> **OBJECTIVE**: Check each line of the entries below for the string "Year"; copy every line where it appears.

> **GIVEN DATA**:
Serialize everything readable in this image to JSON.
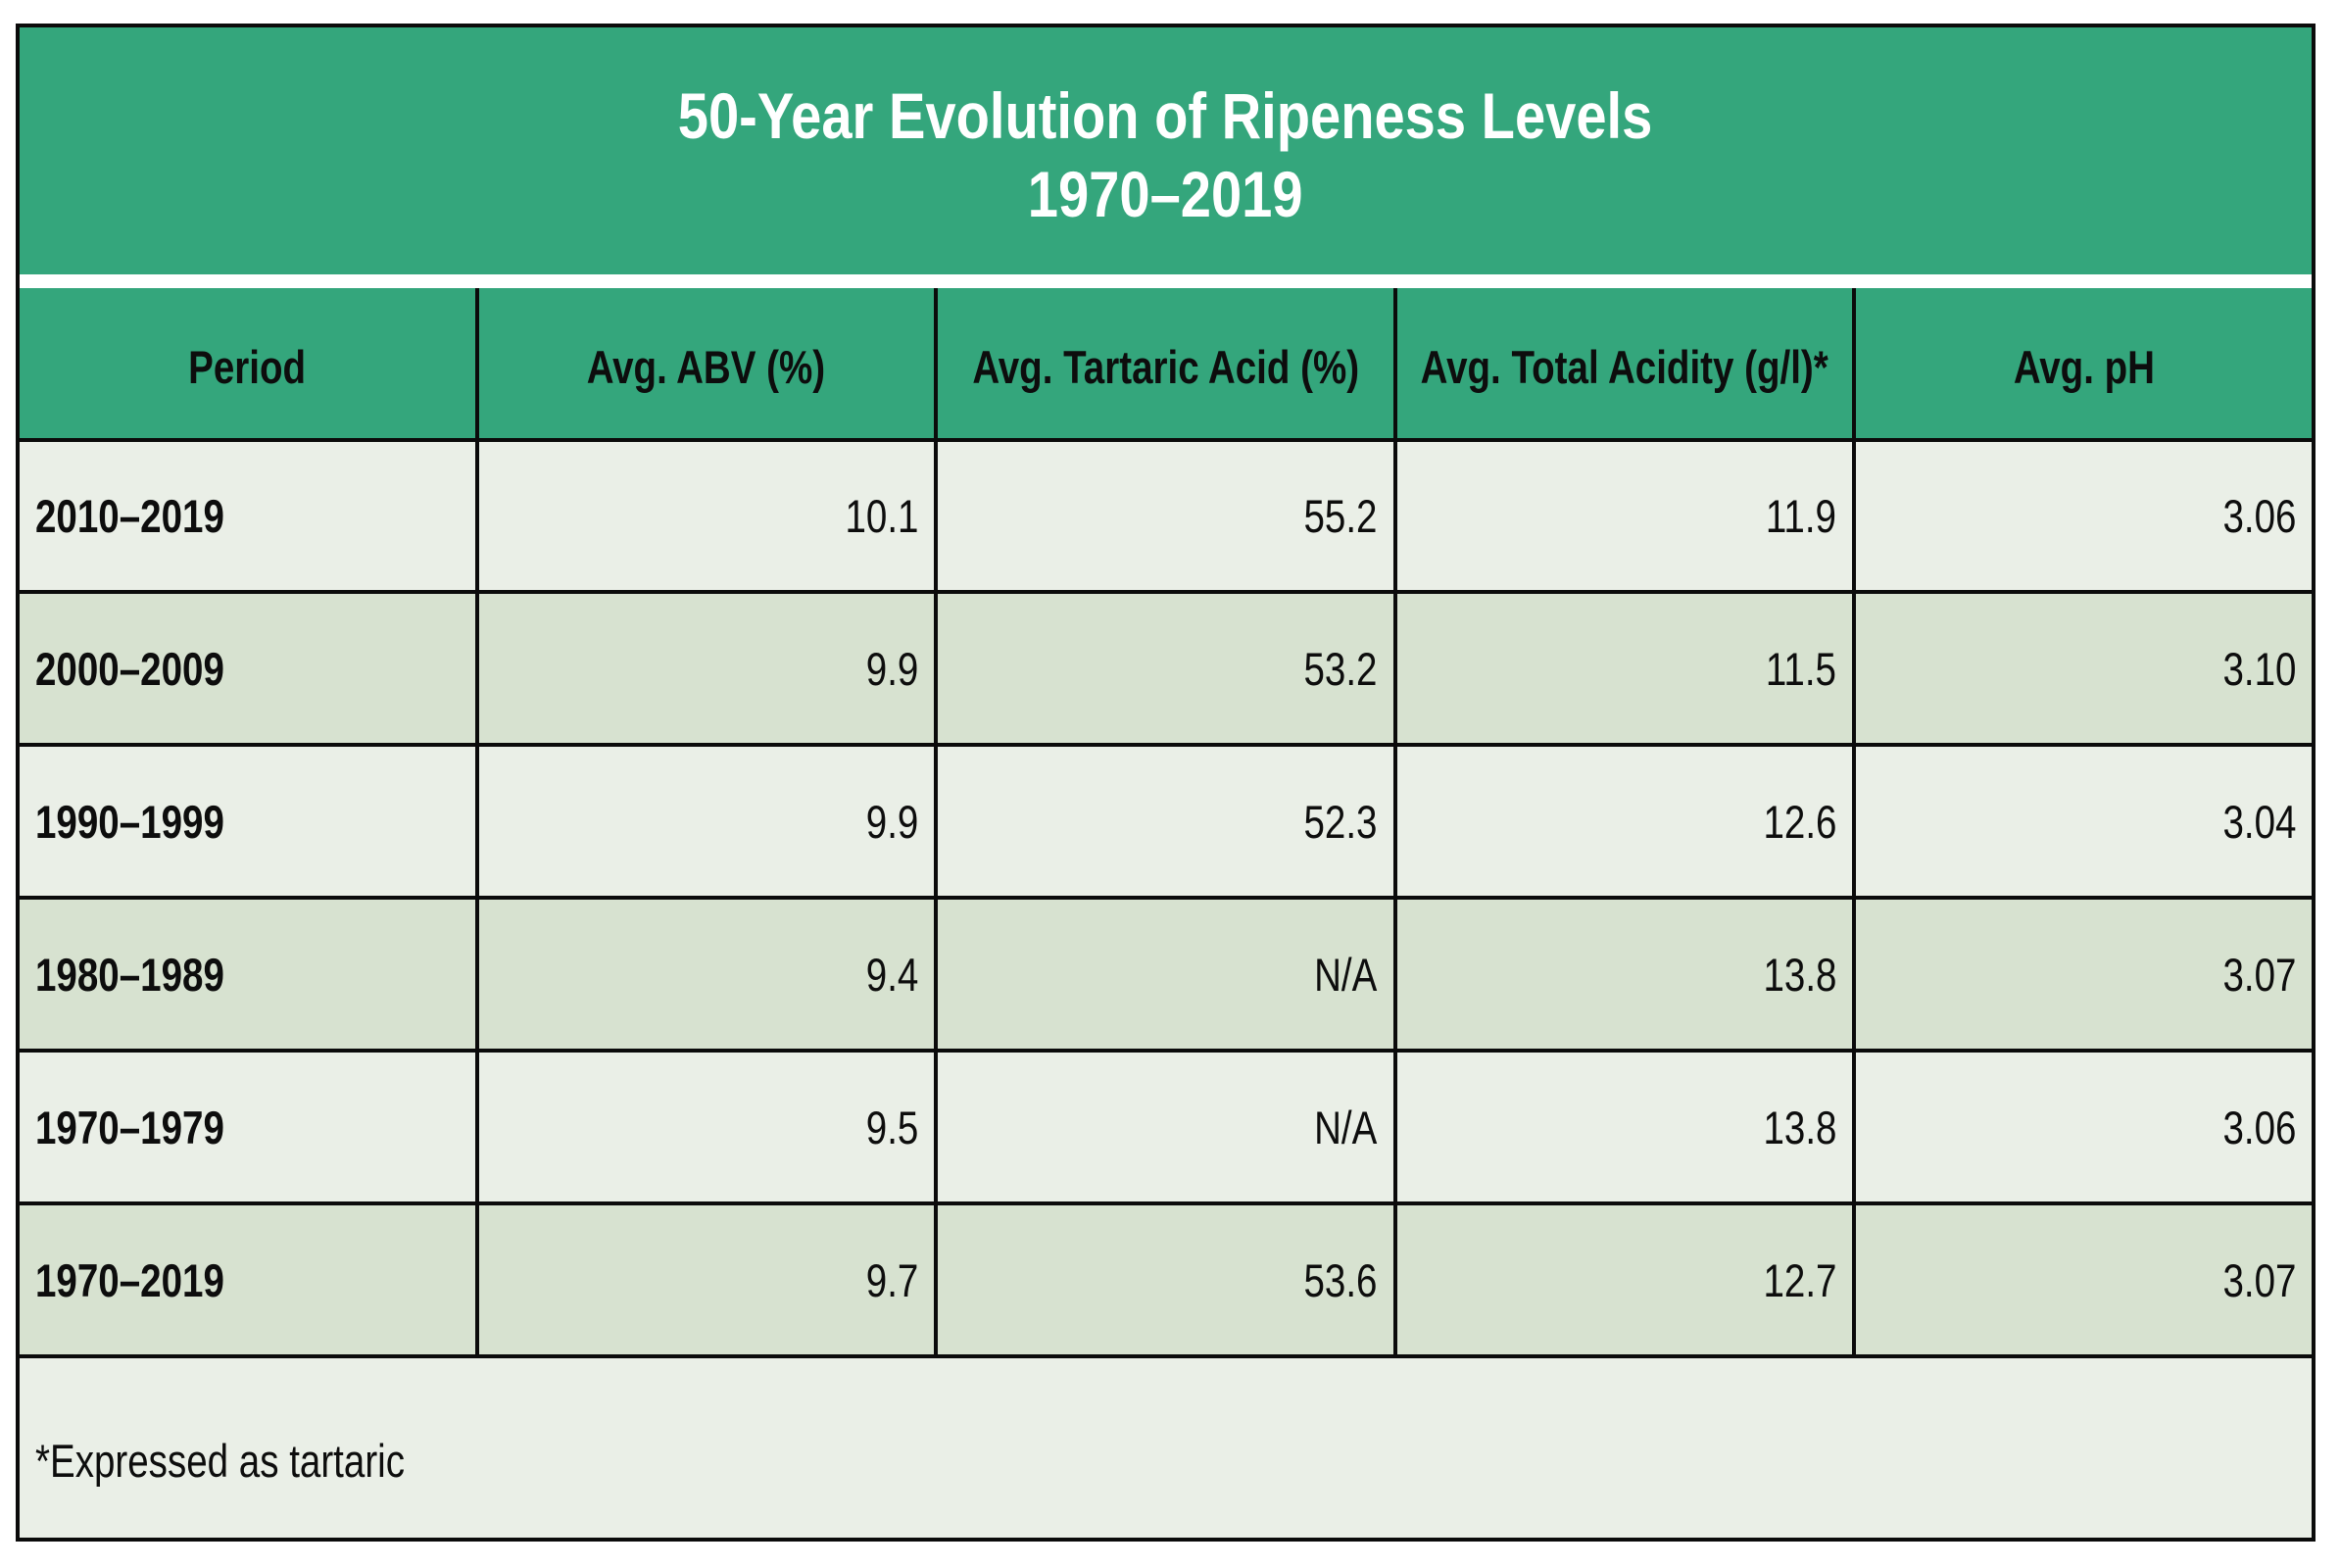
{
  "title": {
    "line1": "50-Year Evolution of Ripeness Levels",
    "line2": "1970–2019"
  },
  "colors": {
    "banner_green": "#34a67c",
    "header_green": "#34a67c",
    "row_light": "#eaefe7",
    "row_dark": "#d7e2d0",
    "grid_line": "#0b0b0b",
    "title_text": "#ffffff",
    "body_text": "#0d0d0d"
  },
  "chart_data": {
    "type": "table",
    "title": "50-Year Evolution of Ripeness Levels 1970–2019",
    "columns": [
      "Period",
      "Avg. ABV (%)",
      "Avg. Tartaric Acid (%)",
      "Avg. Total Acidity (g/l)*",
      "Avg. pH"
    ],
    "rows": [
      [
        "2010–2019",
        "10.1",
        "55.2",
        "11.9",
        "3.06"
      ],
      [
        "2000–2009",
        "9.9",
        "53.2",
        "11.5",
        "3.10"
      ],
      [
        "1990–1999",
        "9.9",
        "52.3",
        "12.6",
        "3.04"
      ],
      [
        "1980–1989",
        "9.4",
        "N/A",
        "13.8",
        "3.07"
      ],
      [
        "1970–1979",
        "9.5",
        "N/A",
        "13.8",
        "3.06"
      ],
      [
        "1970–2019",
        "9.7",
        "53.6",
        "12.7",
        "3.07"
      ]
    ],
    "footnote": "*Expressed as tartaric"
  }
}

> **RESULT**:
    "line1": "50-Year Evolution of Ripeness Levels",
    "title": "50-Year Evolution of Ripeness Levels 1970–2019",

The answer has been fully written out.